— RECORDED INFORMATION —
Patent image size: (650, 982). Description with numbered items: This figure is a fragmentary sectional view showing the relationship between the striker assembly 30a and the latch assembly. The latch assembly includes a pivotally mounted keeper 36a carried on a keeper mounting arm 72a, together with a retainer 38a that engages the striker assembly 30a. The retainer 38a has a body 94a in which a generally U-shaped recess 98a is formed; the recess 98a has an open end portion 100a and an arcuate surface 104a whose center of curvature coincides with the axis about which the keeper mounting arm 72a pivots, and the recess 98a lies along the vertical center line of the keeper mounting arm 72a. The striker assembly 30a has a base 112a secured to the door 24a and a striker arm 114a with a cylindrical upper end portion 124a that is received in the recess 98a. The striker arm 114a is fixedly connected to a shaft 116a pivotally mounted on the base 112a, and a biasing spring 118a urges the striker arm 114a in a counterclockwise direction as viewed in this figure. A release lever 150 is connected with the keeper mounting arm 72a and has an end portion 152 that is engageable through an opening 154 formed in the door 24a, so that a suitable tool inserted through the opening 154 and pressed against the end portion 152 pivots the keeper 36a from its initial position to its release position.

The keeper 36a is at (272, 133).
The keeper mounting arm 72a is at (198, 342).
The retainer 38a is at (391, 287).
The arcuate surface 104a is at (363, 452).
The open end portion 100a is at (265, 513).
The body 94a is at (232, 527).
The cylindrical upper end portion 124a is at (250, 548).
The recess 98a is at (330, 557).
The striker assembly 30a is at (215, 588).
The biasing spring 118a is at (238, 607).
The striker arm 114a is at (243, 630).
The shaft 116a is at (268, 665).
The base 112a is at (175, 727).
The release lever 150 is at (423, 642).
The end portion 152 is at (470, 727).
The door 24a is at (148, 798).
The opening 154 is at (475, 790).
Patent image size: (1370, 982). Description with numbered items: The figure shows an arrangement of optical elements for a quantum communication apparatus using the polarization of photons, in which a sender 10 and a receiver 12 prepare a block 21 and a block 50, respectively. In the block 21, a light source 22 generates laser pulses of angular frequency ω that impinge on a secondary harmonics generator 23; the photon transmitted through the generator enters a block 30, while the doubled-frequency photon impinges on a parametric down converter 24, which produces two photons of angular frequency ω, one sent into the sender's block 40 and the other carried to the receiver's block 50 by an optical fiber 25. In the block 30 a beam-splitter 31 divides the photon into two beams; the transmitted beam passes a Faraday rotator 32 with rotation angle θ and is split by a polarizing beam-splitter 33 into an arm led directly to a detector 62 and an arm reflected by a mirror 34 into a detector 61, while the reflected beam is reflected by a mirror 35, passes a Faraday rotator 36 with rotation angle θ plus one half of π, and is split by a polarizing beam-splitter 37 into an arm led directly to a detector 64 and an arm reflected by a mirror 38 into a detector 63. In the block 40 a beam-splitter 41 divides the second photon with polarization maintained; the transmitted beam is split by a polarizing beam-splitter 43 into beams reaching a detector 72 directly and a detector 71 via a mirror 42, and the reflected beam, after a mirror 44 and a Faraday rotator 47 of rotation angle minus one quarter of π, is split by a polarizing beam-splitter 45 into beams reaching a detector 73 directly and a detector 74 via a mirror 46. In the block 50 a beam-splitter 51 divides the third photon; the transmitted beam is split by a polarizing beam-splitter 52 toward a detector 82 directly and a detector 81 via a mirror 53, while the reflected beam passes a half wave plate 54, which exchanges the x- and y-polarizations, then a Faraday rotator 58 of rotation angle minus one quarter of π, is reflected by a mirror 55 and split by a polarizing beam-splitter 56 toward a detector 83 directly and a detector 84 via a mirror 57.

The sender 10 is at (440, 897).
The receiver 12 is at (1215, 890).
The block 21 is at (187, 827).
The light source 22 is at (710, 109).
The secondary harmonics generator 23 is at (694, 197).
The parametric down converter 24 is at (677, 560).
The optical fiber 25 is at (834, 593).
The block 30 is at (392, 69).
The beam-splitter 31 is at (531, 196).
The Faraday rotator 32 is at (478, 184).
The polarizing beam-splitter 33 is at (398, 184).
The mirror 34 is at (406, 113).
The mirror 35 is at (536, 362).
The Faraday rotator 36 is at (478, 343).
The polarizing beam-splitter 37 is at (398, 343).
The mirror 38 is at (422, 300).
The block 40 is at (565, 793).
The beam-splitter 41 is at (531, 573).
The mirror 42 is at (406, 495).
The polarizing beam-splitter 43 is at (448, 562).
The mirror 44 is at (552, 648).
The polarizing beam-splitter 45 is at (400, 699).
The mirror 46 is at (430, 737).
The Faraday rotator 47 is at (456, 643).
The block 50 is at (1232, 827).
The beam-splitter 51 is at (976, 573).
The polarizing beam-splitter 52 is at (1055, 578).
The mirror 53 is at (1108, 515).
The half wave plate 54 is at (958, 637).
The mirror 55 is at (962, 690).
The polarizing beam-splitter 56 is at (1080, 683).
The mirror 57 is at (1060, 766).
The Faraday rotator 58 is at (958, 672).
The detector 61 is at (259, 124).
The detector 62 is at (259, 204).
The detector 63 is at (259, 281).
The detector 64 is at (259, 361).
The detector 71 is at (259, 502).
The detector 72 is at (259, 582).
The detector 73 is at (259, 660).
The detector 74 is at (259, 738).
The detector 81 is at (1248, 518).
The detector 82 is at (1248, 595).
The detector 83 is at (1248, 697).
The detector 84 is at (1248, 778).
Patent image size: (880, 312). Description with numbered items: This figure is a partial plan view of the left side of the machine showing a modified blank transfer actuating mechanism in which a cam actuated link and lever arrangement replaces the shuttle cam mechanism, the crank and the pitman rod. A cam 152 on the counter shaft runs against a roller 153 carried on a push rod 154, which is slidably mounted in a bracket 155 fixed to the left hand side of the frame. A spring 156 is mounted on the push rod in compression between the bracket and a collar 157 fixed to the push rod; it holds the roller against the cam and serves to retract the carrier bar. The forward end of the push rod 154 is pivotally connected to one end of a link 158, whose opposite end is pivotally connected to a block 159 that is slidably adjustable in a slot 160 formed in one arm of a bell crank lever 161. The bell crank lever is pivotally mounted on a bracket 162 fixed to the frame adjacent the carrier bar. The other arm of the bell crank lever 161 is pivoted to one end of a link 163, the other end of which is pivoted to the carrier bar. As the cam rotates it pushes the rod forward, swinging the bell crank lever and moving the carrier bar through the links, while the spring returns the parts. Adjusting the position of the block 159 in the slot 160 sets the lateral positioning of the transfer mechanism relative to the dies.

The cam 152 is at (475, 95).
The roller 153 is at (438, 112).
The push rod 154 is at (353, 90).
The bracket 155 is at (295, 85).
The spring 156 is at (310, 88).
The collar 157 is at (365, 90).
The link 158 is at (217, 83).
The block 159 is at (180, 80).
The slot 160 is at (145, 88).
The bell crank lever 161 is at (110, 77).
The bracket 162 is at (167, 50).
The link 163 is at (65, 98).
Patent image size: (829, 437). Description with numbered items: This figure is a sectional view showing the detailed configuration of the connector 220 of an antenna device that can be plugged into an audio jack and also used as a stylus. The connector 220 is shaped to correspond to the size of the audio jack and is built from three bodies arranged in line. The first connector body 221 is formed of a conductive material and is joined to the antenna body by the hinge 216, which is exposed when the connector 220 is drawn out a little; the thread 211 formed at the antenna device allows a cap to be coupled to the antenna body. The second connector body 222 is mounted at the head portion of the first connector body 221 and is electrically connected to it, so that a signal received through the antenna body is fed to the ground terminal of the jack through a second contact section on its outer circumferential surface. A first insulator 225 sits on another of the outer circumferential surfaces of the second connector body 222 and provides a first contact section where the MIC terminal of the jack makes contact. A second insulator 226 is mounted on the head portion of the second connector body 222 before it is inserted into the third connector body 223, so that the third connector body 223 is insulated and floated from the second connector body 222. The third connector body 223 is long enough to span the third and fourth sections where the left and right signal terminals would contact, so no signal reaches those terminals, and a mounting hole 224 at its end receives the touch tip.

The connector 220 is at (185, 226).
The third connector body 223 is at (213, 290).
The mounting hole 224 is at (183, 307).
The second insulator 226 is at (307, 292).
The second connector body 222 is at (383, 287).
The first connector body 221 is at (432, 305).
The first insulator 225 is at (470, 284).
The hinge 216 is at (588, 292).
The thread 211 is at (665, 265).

— PROBLEM —
Copy out, character for character, the stretch of lines above from the line containing "Patent image size: (880, 312)." through the line containing "The link 163 is at (65, 98).", including both of those lines.

— SOLUTION BELOW —
Patent image size: (880, 312). Description with numbered items: This figure is a partial plan view of the left side of the machine showing a modified blank transfer actuating mechanism in which a cam actuated link and lever arrangement replaces the shuttle cam mechanism, the crank and the pitman rod. A cam 152 on the counter shaft runs against a roller 153 carried on a push rod 154, which is slidably mounted in a bracket 155 fixed to the left hand side of the frame. A spring 156 is mounted on the push rod in compression between the bracket and a collar 157 fixed to the push rod; it holds the roller against the cam and serves to retract the carrier bar. The forward end of the push rod 154 is pivotally connected to one end of a link 158, whose opposite end is pivotally connected to a block 159 that is slidably adjustable in a slot 160 formed in one arm of a bell crank lever 161. The bell crank lever is pivotally mounted on a bracket 162 fixed to the frame adjacent the carrier bar. The other arm of the bell crank lever 161 is pivoted to one end of a link 163, the other end of which is pivoted to the carrier bar. As the cam rotates it pushes the rod forward, swinging the bell crank lever and moving the carrier bar through the links, while the spring returns the parts. Adjusting the position of the block 159 in the slot 160 sets the lateral positioning of the transfer mechanism relative to the dies.

The cam 152 is at (475, 95).
The roller 153 is at (438, 112).
The push rod 154 is at (353, 90).
The bracket 155 is at (295, 85).
The spring 156 is at (310, 88).
The collar 157 is at (365, 90).
The link 158 is at (217, 83).
The block 159 is at (180, 80).
The slot 160 is at (145, 88).
The bell crank lever 161 is at (110, 77).
The bracket 162 is at (167, 50).
The link 163 is at (65, 98).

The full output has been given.